STORED DATA >>
- - - -

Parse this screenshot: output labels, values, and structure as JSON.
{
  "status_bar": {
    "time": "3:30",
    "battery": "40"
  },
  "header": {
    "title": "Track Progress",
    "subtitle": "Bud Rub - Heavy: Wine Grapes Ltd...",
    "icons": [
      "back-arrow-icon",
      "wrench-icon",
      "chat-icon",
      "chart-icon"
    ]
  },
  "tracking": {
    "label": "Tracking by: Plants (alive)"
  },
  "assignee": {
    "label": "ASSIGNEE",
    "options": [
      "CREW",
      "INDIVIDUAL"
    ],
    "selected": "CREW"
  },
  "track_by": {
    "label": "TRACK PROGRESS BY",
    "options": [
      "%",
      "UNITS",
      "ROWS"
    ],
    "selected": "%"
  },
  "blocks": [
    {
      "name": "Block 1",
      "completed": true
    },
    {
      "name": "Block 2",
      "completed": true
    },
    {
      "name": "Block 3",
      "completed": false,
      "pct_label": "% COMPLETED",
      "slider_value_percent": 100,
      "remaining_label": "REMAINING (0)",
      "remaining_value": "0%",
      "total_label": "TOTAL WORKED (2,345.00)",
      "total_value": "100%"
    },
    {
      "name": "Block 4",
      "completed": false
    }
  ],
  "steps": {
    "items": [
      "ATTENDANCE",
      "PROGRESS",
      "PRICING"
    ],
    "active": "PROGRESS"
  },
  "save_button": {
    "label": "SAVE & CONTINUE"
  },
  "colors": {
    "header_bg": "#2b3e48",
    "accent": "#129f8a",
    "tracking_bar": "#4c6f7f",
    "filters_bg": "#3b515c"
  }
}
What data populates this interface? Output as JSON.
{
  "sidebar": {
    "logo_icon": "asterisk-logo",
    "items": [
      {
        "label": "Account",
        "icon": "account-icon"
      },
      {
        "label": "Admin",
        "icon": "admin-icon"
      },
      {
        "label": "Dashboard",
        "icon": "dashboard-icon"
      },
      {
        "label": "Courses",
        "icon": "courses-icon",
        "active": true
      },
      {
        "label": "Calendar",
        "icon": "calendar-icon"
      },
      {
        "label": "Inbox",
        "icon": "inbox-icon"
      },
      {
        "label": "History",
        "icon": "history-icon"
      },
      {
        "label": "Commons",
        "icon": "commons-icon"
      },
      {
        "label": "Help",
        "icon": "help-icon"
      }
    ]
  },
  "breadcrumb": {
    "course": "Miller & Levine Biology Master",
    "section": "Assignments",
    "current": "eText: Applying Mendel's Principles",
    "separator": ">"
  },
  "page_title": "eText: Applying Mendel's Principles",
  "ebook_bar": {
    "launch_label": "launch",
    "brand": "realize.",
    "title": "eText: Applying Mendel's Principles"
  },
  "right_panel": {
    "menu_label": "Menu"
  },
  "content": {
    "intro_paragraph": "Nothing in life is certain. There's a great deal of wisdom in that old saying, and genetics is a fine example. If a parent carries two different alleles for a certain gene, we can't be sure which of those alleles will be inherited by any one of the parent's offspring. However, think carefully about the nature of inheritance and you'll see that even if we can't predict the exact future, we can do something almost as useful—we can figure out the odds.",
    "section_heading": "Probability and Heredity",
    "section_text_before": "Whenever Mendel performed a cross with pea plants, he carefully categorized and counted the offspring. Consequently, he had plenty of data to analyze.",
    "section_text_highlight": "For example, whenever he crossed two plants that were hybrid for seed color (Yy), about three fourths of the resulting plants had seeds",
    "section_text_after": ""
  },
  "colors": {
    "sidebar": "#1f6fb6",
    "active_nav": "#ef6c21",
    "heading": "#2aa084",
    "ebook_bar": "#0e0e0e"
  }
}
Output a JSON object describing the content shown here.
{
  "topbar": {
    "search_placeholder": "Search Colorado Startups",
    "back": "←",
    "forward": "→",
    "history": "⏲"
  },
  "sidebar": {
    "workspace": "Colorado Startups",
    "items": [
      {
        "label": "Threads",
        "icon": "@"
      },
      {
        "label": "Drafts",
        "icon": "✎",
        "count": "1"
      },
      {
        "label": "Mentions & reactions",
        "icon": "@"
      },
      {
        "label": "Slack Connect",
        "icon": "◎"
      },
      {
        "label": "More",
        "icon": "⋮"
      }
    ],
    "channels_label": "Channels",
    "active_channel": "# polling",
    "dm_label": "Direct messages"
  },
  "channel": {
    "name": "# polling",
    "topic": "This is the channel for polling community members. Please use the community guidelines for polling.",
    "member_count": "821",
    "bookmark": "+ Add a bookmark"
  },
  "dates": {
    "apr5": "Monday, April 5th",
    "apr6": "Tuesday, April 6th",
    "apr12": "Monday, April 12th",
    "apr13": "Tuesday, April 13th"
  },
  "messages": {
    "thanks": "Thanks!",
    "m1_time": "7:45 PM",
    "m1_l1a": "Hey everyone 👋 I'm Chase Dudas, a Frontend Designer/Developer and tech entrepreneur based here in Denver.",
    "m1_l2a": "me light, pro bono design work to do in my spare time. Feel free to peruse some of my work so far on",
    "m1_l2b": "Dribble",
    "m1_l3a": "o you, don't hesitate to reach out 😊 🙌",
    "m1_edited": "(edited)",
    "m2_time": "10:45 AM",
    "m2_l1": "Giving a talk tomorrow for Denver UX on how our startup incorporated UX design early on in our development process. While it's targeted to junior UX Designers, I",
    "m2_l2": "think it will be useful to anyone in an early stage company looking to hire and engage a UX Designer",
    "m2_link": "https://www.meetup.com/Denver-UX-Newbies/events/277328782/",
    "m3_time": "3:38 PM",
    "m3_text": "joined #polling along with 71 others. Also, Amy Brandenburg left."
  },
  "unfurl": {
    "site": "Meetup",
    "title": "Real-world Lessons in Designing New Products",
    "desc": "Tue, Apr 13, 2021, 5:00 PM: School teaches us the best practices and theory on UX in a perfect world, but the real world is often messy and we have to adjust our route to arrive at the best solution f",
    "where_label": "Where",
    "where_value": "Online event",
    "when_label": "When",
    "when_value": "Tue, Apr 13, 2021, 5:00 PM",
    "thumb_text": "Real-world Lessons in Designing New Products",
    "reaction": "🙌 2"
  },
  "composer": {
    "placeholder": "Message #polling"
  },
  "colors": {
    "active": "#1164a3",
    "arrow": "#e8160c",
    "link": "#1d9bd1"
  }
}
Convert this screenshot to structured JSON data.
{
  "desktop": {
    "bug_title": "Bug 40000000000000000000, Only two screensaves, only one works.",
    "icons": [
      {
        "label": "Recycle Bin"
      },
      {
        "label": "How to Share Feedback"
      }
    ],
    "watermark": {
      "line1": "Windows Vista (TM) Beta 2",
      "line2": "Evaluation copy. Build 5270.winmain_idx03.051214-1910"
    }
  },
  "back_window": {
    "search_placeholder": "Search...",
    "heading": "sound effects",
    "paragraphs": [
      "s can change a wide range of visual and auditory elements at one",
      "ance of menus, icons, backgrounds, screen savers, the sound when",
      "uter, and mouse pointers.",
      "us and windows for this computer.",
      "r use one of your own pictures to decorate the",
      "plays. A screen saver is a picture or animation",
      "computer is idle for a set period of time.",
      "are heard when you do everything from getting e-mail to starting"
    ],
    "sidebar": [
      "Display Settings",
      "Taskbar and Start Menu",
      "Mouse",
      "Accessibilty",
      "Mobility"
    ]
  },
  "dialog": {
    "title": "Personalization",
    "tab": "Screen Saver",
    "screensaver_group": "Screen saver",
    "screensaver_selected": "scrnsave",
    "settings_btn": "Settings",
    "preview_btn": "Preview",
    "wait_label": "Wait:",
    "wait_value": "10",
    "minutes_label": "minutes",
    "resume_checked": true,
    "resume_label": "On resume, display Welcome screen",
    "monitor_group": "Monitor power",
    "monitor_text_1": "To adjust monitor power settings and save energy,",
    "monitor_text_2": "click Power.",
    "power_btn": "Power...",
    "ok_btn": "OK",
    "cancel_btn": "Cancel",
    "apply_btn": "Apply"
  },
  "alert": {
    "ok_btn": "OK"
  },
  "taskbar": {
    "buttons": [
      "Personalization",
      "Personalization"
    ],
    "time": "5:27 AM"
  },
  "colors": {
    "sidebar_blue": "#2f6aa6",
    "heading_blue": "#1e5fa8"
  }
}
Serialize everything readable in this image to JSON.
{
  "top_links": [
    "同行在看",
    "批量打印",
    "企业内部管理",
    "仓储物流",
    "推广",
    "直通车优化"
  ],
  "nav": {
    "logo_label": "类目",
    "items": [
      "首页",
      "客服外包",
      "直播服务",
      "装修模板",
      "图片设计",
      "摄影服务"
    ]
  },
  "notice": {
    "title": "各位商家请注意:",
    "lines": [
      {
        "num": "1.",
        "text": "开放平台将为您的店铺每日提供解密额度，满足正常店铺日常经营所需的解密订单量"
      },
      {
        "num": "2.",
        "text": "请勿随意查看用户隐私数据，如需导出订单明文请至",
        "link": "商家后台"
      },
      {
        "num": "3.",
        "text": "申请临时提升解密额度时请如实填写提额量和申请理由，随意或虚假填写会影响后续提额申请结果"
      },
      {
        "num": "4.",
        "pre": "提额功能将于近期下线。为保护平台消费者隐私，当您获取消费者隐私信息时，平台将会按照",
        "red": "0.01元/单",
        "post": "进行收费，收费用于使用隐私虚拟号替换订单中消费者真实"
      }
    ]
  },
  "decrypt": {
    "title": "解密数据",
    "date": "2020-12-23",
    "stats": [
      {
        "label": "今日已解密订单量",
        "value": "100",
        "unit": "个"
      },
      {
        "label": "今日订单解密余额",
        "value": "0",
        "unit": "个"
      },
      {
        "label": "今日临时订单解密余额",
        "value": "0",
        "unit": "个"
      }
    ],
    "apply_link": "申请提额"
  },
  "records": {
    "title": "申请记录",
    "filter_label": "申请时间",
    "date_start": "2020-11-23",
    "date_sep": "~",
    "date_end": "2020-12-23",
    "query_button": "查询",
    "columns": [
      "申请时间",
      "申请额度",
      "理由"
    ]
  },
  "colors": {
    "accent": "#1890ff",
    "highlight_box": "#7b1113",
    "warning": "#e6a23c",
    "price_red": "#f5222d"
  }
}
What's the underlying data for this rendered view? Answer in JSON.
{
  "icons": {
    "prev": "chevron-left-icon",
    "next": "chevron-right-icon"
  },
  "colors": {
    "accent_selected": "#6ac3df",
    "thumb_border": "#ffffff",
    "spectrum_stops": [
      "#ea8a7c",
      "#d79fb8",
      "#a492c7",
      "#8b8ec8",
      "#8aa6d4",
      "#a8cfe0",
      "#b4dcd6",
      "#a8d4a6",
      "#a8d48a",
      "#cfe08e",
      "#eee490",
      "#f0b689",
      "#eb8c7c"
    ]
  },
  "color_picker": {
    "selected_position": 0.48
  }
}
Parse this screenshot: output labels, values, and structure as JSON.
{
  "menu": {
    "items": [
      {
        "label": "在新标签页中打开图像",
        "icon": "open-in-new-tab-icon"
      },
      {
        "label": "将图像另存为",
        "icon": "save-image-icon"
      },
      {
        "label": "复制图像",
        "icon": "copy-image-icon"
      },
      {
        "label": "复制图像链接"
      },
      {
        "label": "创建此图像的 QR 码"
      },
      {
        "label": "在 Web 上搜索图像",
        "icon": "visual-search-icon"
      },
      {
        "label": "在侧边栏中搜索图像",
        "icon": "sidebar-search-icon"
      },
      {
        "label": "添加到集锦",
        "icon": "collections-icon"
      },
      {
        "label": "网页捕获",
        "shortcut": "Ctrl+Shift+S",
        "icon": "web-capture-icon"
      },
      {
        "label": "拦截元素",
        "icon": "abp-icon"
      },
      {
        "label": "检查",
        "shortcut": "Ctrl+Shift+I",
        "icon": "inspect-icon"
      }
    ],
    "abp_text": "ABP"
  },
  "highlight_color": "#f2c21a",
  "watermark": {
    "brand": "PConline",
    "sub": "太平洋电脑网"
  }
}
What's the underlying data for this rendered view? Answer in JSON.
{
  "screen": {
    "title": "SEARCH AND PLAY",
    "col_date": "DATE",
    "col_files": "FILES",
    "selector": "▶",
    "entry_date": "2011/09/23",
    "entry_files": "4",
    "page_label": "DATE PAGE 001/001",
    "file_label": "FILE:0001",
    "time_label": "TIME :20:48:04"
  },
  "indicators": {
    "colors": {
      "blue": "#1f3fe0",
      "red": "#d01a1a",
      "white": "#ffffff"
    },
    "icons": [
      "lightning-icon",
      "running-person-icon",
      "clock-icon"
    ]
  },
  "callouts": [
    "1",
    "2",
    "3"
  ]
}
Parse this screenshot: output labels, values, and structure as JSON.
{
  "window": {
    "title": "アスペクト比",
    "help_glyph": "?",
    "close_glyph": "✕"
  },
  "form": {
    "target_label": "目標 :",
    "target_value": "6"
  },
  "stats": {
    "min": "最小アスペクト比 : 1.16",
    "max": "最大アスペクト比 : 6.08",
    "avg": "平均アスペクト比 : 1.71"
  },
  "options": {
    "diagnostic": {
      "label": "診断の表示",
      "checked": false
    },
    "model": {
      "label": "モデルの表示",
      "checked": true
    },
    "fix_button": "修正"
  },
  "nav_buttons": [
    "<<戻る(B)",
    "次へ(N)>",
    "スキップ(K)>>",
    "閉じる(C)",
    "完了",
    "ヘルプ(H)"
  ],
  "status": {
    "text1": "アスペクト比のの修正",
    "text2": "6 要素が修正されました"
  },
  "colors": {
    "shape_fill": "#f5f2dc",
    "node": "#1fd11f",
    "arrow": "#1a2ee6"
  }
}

- - - -

YOUR OBJECTIVE >>
Which lines contain "with"? Copy each of them out.

TASK RESULT >>
    "section_text_before": "Whenever Mendel performed a cross with pea plants, he carefully categorized and counted the offspring. Consequently, he had plenty of data to analyze.",
    "m3_text": "joined #polling along with 71 others. Also, Amy Brandenburg left."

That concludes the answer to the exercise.